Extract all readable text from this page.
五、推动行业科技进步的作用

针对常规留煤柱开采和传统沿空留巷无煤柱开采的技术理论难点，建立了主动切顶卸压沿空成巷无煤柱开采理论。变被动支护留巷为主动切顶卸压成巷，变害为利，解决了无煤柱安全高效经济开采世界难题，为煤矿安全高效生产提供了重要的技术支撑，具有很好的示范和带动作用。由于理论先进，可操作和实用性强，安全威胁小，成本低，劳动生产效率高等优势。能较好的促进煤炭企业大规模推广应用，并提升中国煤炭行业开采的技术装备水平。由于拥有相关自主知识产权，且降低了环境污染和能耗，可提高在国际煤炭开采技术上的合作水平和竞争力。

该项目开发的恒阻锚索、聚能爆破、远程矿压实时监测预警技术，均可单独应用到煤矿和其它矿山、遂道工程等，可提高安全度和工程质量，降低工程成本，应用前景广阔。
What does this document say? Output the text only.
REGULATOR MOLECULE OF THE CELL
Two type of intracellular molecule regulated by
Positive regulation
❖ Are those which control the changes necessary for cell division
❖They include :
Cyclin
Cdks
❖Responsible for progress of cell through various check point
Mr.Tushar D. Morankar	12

• [Problem to solve] Transcribe the data. Leave every line exactly as it is.

• [Reply]
Extract all readable text from this page.
五、推动行业科技进步的作用

针对常规留煤柱开采和传统沿空留巷无煤柱开采的技术理论难点，建立了主动切顶卸压沿空成巷无煤柱开采理论。变被动支护留巷为主动切顶卸压成巷，变害为利，解决了无煤柱安全高效经济开采世界难题，为煤矿安全高效生产提供了重要的技术支撑，具有很好的示范和带动作用。由于理论先进，可操作和实用性强，安全威胁小，成本低，劳动生产效率高等优势。能较好的促进煤炭企业大规模推广应用，并提升中国煤炭行业开采的技术装备水平。由于拥有相关自主知识产权，且降低了环境污染和能耗，可提高在国际煤炭开采技术上的合作水平和竞争力。

该项目开发的恒阻锚索、聚能爆破、远程矿压实时监测预警技术，均可单独应用到煤矿和其它矿山、遂道工程等，可提高安全度和工程质量，降低工程成本，应用前景广阔。
What does this document say? Output the text only.
REGULATOR MOLECULE OF THE CELL
Two type of intracellular molecule regulated by
Positive regulation
❖ Are those which control the changes necessary for cell division
❖They include :
Cyclin
Cdks
❖Responsible for progress of cell through various check point
Mr.Tushar D. Morankar	12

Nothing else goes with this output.